* TEXTO FORNECIDO *
○ ○ ○

Imyra, Tayra, Ipy é um assombro! Um disco verdadeiramente único, um autêntico ovni que surgiu no panorama da MPB em 1976, para ir desaparecendo quase sem deixar rasto.
Se houvesse um campeonato do mundo de instrumentistas escalados para um só trabalho, os que participam neste disco seriam fortíssimos candidatos à glória final. Estou convencido que ganhariam por KO técnico a qualquer outro time que com eles tivesse de fazer frente. Ora vejamos, mesmo sem ter a pretensão de referir todos os titulares: Hermeto Pascoal (flauta), Toninho Horta (violão e guitarra), Nivaldo Ornelas (saxofone), Wagner Tiso (no piano, e que por mim teria a braçadeira de capitão de equipa), Novelli (baixo), Paulo Braga (bateria) e Jaques Morelembaum (violoncelo) são sinónimo de garantia absoluta. Que equipa ganhadora! Se juntarmos a voz e as composições de Taiguara ao lote acima mencionado, o melhor é entregar-se já a Taça.
Dos catorze temas do disco, apenas um não é de Taiguara Chalar da Silva, músico e compositor nascido no Uruguai, mas que fez do Brasil a sua terra adotiva. Essa exceção é “Três Pontas”, primeira canção do primeiro longa duração de Milton Nascimento, feita em parceria (e que parceria, meu Deus!!!) com Ronaldo Bastos. Todas as outras treze canções de Imyra, Tayra, Ipy são dele, e são portentosas!

○ ○ ○

* INFORMAÇÃO EXTRAÍDA *
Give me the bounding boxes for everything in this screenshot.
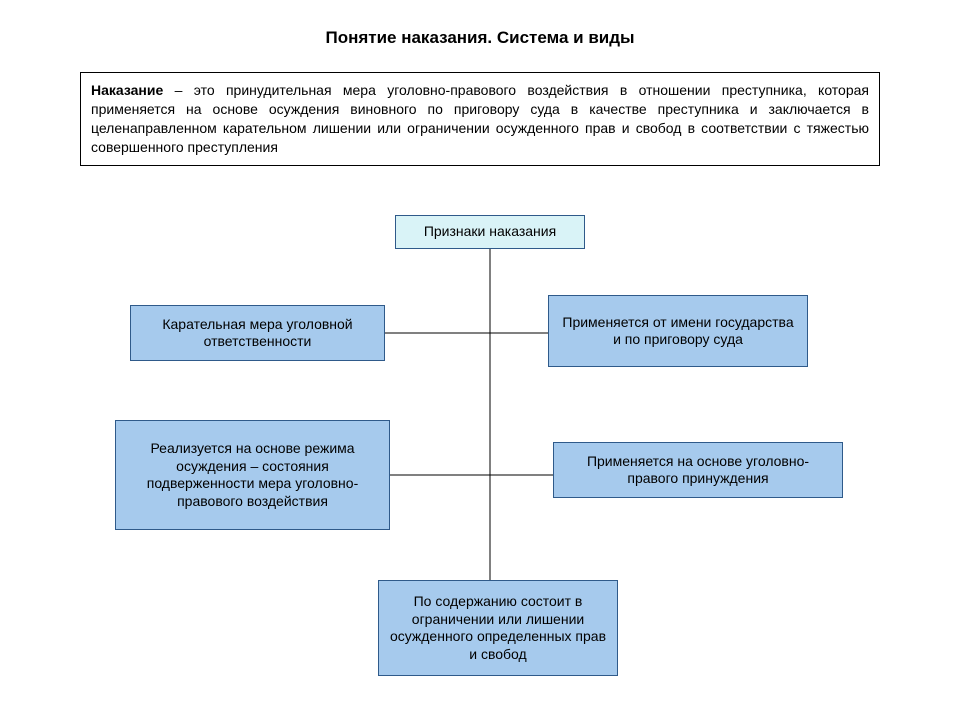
- definition-body: – это принудительная мера уголовно-право…: [91, 82, 869, 155]
- diagram-child-node: Карательная мера уголовной ответственнос…: [130, 305, 385, 361]
- diagram-child-node: По содержанию состоит в ограничении или …: [378, 580, 618, 676]
- definition-box: Наказание – это принудительная мера угол…: [80, 72, 880, 166]
- diagram-root-node: Признаки наказания: [395, 215, 585, 249]
- diagram-child-node: Реализуется на основе режима осуждения –…: [115, 420, 390, 530]
- diagram-child-node: Применяется на основе уголовно-правого п…: [553, 442, 843, 498]
- diagram-child-node: Применяется от имени государства и по пр…: [548, 295, 808, 367]
- definition-lead: Наказание: [91, 82, 163, 98]
- page-title: Понятие наказания. Система и виды: [0, 28, 960, 48]
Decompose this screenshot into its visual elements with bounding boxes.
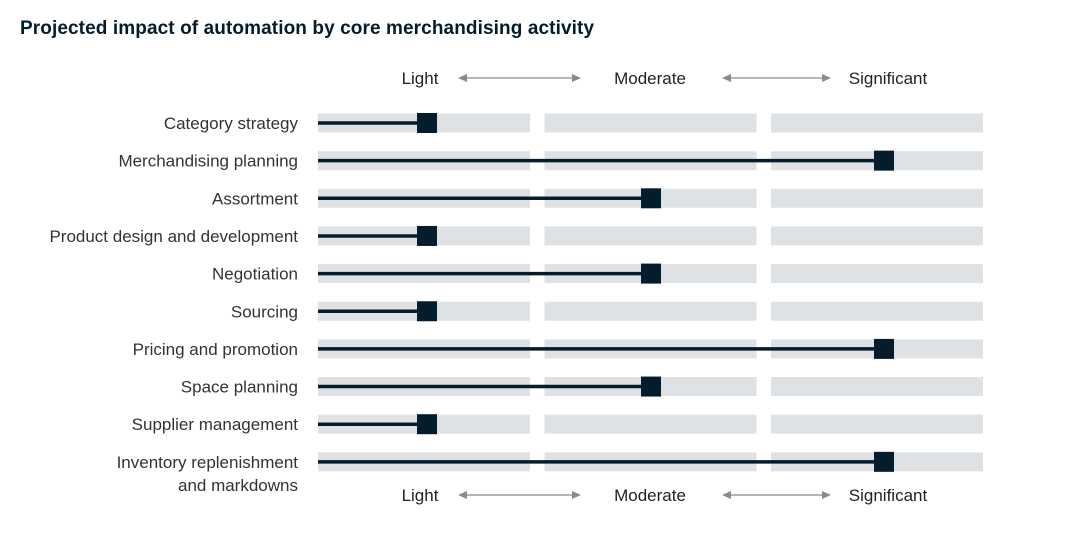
- impact-marker: [417, 113, 437, 133]
- scale-label-significant: Significant: [849, 486, 928, 505]
- category-label: Product design and development: [49, 227, 298, 246]
- category-label: Negotiation: [212, 265, 298, 284]
- track-segment-significant: [771, 414, 983, 434]
- track-segment-significant: [771, 226, 983, 246]
- scale-header-top: Light Moderate Significant: [402, 69, 928, 88]
- track-segment-moderate: [544, 226, 757, 246]
- arrow-left-icon: [458, 491, 467, 499]
- impact-marker: [417, 414, 437, 435]
- arrow-right-icon: [822, 491, 831, 499]
- track-segment-moderate: [544, 414, 757, 434]
- arrow-right-icon: [572, 74, 581, 82]
- chart-title: Projected impact of automation by core m…: [20, 18, 595, 39]
- track-segment-significant: [771, 264, 983, 284]
- arrow-left-icon: [722, 74, 731, 82]
- category-label: Assortment: [212, 189, 298, 208]
- category-labels: Category strategy Merchandising planning A…: [49, 114, 298, 495]
- category-label: Supplier management: [132, 415, 299, 434]
- impact-marker: [641, 263, 661, 284]
- track-segment-moderate: [544, 113, 757, 133]
- impact-marker: [874, 338, 894, 359]
- arrow-right-icon: [822, 74, 831, 82]
- impact-marker: [641, 188, 661, 209]
- category-label: Sourcing: [231, 302, 298, 321]
- scale-label-moderate: Moderate: [614, 69, 686, 88]
- scale-header-bottom: Light Moderate Significant: [402, 486, 928, 505]
- arrow-left-icon: [722, 491, 731, 499]
- category-label: Pricing and promotion: [133, 340, 298, 359]
- arrow-right-icon: [572, 491, 581, 499]
- impact-marker: [641, 376, 661, 397]
- impact-bars: [318, 113, 894, 472]
- scale-label-moderate: Moderate: [614, 486, 686, 505]
- arrow-left-icon: [458, 74, 467, 82]
- track-segment-significant: [771, 301, 983, 321]
- impact-marker: [874, 451, 894, 472]
- category-label: Category strategy: [164, 114, 299, 133]
- scale-label-light: Light: [402, 486, 439, 505]
- track-segment-significant: [771, 188, 983, 208]
- scale-label-light: Light: [402, 69, 439, 88]
- track-segment-significant: [771, 377, 983, 397]
- track-segment-significant: [771, 113, 983, 133]
- impact-marker: [874, 150, 894, 171]
- category-label: Inventory replenishment and markdowns: [117, 453, 299, 495]
- category-label: Space planning: [181, 378, 298, 397]
- track-segment-moderate: [544, 301, 757, 321]
- category-label: Merchandising planning: [118, 152, 298, 171]
- impact-marker: [417, 301, 437, 322]
- impact-marker: [417, 225, 437, 246]
- scale-label-significant: Significant: [849, 69, 928, 88]
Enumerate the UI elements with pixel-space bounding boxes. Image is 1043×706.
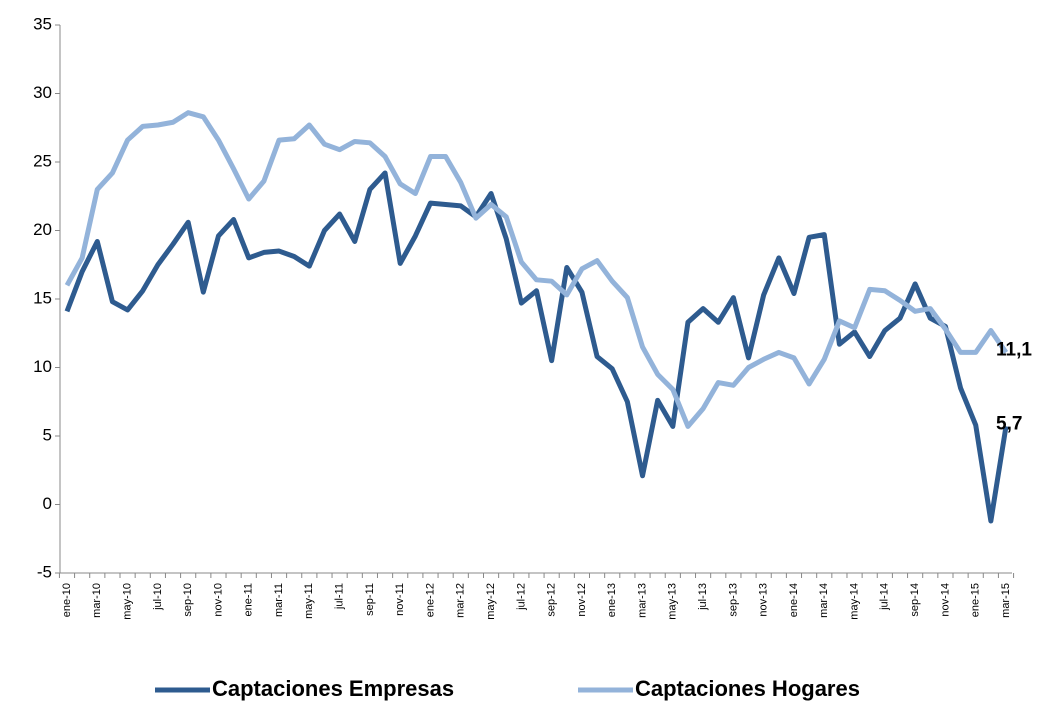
x-tick-label: may-14 (848, 583, 860, 620)
x-tick-label: sep-14 (909, 583, 921, 617)
x-tick-label: may-11 (303, 583, 315, 619)
legend-label: Captaciones Hogares (635, 676, 860, 701)
value-label: 11,1 (996, 339, 1032, 360)
x-tick-label: mar-15 (1000, 583, 1012, 618)
y-tick-label: 15 (33, 288, 52, 307)
x-tick-label: nov-10 (212, 583, 224, 617)
line-series (64, 110, 1009, 429)
x-tick-label: nov-12 (576, 583, 588, 617)
x-tick-label: nov-11 (394, 583, 406, 616)
x-tick-label: sep-11 (364, 583, 376, 616)
x-tick-label: jul-13 (697, 583, 709, 611)
x-tick-label: may-13 (667, 583, 679, 620)
line-series (64, 170, 1009, 524)
x-tick-label: jul-12 (515, 583, 527, 611)
x-tick-label: ene-12 (424, 583, 436, 617)
x-tick-label: sep-10 (182, 583, 194, 617)
y-tick-label: 25 (33, 151, 52, 170)
y-tick-label: 35 (33, 14, 52, 33)
x-tick-label: mar-12 (455, 583, 467, 618)
x-tick-label: sep-13 (727, 583, 739, 617)
y-tick-label: 20 (33, 220, 52, 239)
x-tick-label: jul-11 (334, 583, 346, 610)
y-tick-label: -5 (37, 562, 52, 581)
x-tick-label: mar-10 (91, 583, 103, 618)
x-tick-label: ene-13 (606, 583, 618, 617)
x-tick-label: sep-12 (546, 583, 558, 617)
x-tick-label: nov-13 (758, 583, 770, 617)
y-tick-label: 5 (43, 425, 52, 444)
x-tick-label: jul-14 (879, 583, 891, 611)
x-tick-label: nov-14 (939, 583, 951, 617)
x-tick-label: ene-11 (243, 583, 255, 616)
x-tick-label: ene-15 (970, 583, 982, 617)
value-label: 5,7 (996, 413, 1022, 434)
x-tick-label: jul-10 (152, 583, 164, 611)
x-tick-label: ene-10 (61, 583, 73, 617)
x-tick-label: mar-11 (273, 583, 285, 617)
x-tick-label: ene-14 (788, 583, 800, 617)
x-tick-label: mar-13 (636, 583, 648, 618)
y-tick-label: 0 (43, 494, 52, 513)
x-tick-label: mar-14 (818, 583, 830, 618)
x-tick-label: may-12 (485, 583, 497, 620)
x-tick-label: may-10 (121, 583, 133, 620)
y-tick-label: 30 (33, 83, 52, 102)
y-tick-label: 10 (33, 357, 52, 376)
legend-label: Captaciones Empresas (212, 676, 454, 701)
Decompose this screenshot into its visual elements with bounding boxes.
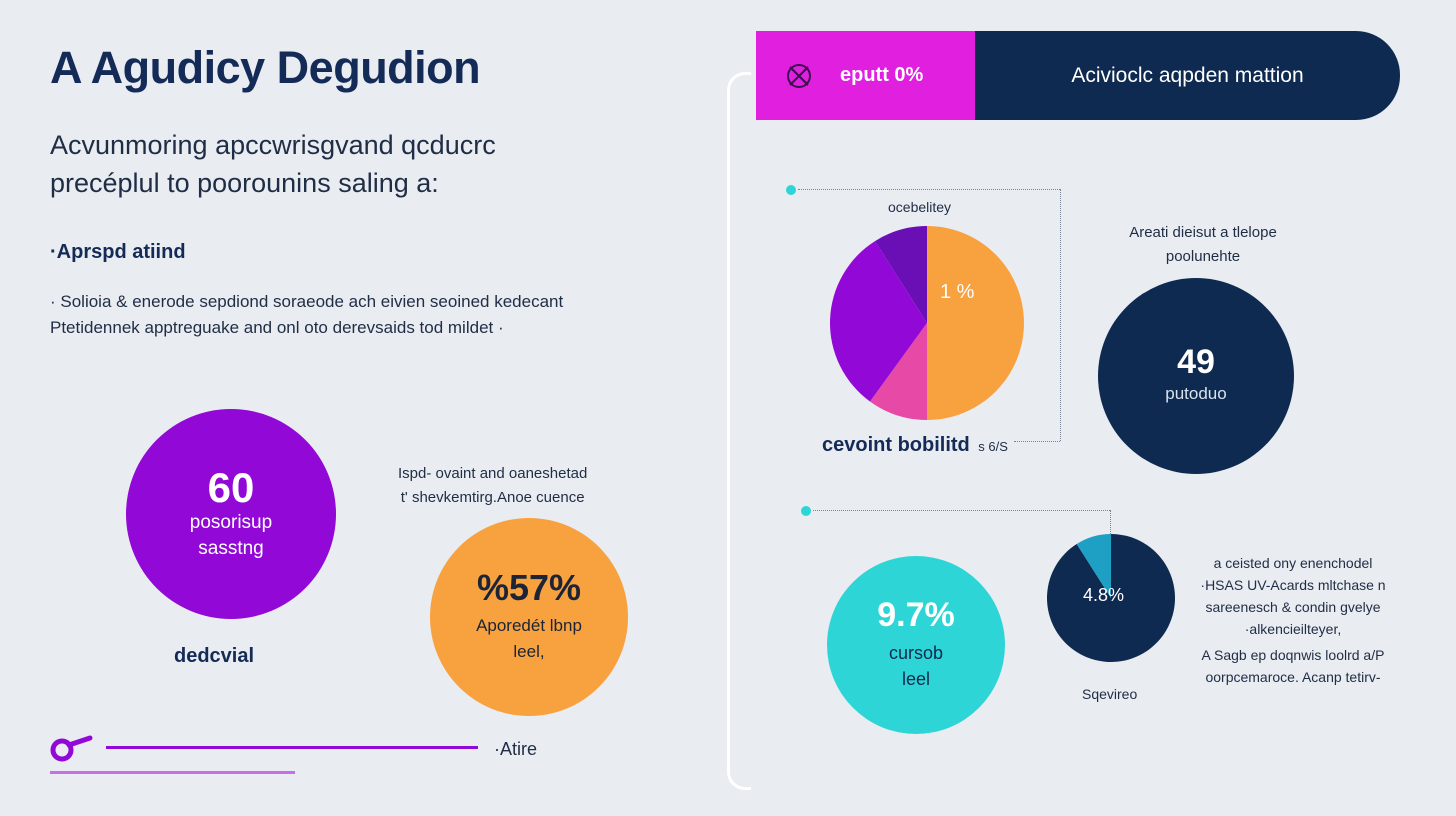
section-heading: ·Aprspd atiind: [50, 241, 186, 263]
marker-dot: [786, 185, 796, 195]
note-line: t' shevkemtirg.Anoe cuence: [400, 489, 585, 506]
stat-value: %57%: [476, 567, 582, 609]
divider-line: [50, 771, 295, 774]
side-note-line: ·alkencieilteyer,: [1244, 621, 1342, 637]
page-title: A Agudicy Degudion: [50, 42, 481, 93]
pie-chart: [830, 226, 1024, 420]
body-line: · Solioia & enerode sepdiond soraeode ac…: [50, 292, 564, 311]
stat-caption: dedcvial: [174, 645, 255, 667]
side-note-line: A Sagb ep doqnwis loolrd a/P: [1201, 647, 1385, 663]
connector-line: [1060, 189, 1061, 441]
stat-circle-navy: 49 putoduo: [1098, 278, 1294, 474]
connector-line: [1110, 510, 1111, 536]
stat-circle-teal: 9.7% cursob leel: [827, 556, 1005, 734]
pie-slice-label: 4.8%: [1083, 585, 1125, 605]
pie-slice-1: [869, 323, 927, 420]
side-notes: a ceisted ony enenchodel ·HSAS UV-Acards…: [1158, 552, 1428, 688]
body-text: · Solioia & enerode sepdiond soraeode ac…: [50, 289, 710, 341]
navy-note: Areati dieisut a tlelope poolunehte: [1100, 221, 1306, 269]
body-line: Ptetidennek apptreguake and onl oto dere…: [50, 318, 504, 337]
pie-slice-label: 1 %: [940, 281, 975, 303]
stat-label: leel,: [513, 641, 545, 661]
side-note-line: a ceisted ony enenchodel: [1213, 555, 1373, 571]
logo-icon: [787, 63, 811, 88]
pie-caption-suffix: s 6/S: [978, 439, 1008, 454]
subtitle-line: precéplul to poorounins saling a:: [50, 168, 439, 198]
banner-left: eputt 0%: [756, 31, 975, 120]
pie-slice-1: [1076, 534, 1111, 598]
bracket-frame: [727, 72, 751, 790]
key-icon: [50, 735, 93, 762]
stat-value: 49: [1177, 343, 1215, 382]
stat-circle-purple: 60 posorisup sasstng: [126, 409, 336, 619]
stat-value: 9.7%: [877, 596, 955, 635]
side-note-line: oorpcemaroce. Acanp tetirv-: [1205, 669, 1381, 685]
side-note-line: sareenesch & condin gvelye: [1205, 599, 1381, 615]
note-line: poolunehte: [1165, 248, 1241, 265]
subtitle-line: Acvunmoring apccwrisgvand qcducrc: [50, 130, 496, 160]
pie-caption: cevoint bobilitd s 6/S: [822, 434, 1008, 457]
pie-slice-2: [830, 241, 927, 402]
divider-line: [106, 746, 478, 749]
stat-label: posorisup: [189, 512, 273, 534]
connector-line: [798, 189, 1060, 190]
connector-line: [813, 510, 1110, 511]
pie-caption-text: cevoint bobilitd: [822, 434, 970, 456]
side-note-line: ·HSAS UV-Acards mltchase n: [1200, 577, 1386, 593]
pie-slice-3: [875, 226, 927, 323]
stat-value: 60: [207, 463, 255, 511]
stat-label: putoduo: [1165, 383, 1227, 403]
footer-label: ·Atire: [494, 739, 538, 759]
marker-dot: [801, 506, 811, 516]
banner-left-label: eputt 0%: [840, 64, 924, 86]
stat-label: leel: [901, 668, 931, 689]
note-line: Areati dieisut a tlelope: [1129, 224, 1277, 241]
header-banner: eputt 0% Acivioclc aqpden mattion: [756, 31, 1400, 120]
note-line: Ispd- ovaint and oaneshetad: [398, 465, 588, 482]
stat-label: Aporedét lbnp: [476, 615, 582, 635]
pie-title: ocebelitey: [888, 199, 952, 215]
orange-note: Ispd- ovaint and oaneshetad t' shevkemti…: [398, 462, 587, 510]
page-subtitle: Acvunmoring apccwrisgvand qcducrc precép…: [50, 126, 670, 202]
stat-label: sasstng: [198, 538, 264, 560]
banner-right-label: Acivioclc aqpden mattion: [975, 31, 1400, 120]
pie-slice-0: [927, 226, 1024, 420]
pie-footnote: Sqevireo: [1082, 686, 1138, 702]
connector-line: [1014, 441, 1060, 442]
pie-chart-small: [1047, 534, 1175, 662]
stat-label: cursob: [888, 642, 944, 663]
stat-circle-orange: %57% Aporedét lbnp leel,: [430, 518, 628, 716]
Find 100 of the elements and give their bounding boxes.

○ ○ ○

* OBJETIVO DO EXERCÍCIO *
Reescreva o trecho do texto fornecido entre "Se houvesse um" e "entregar-se já a Taça.", inclusive, trocando "violoncelo" por "viola de arco".

* RESPOSTA ESCRITA *
Se houvesse um campeonato do mundo de instrumentistas escalados para um só trabalho, os que participam neste disco seriam fortíssimos candidatos à glória final. Estou convencido que ganhariam por KO técnico a qualquer outro time que com eles tivesse de fazer frente. Ora vejamos, mesmo sem ter a pretensão de referir todos os titulares: Hermeto Pascoal (flauta), Toninho Horta (violão e guitarra), Nivaldo Ornelas (saxofone), Wagner Tiso (no piano, e que por mim teria a braçadeira de capitão de equipa), Novelli (baixo), Paulo Braga (bateria) e Jaques Morelembaum (viola de arco) são sinónimo de garantia absoluta. Que equipa ganhadora! Se juntarmos a voz e as composições de Taiguara ao lote acima mencionado, o melhor é entregar-se já a Taça.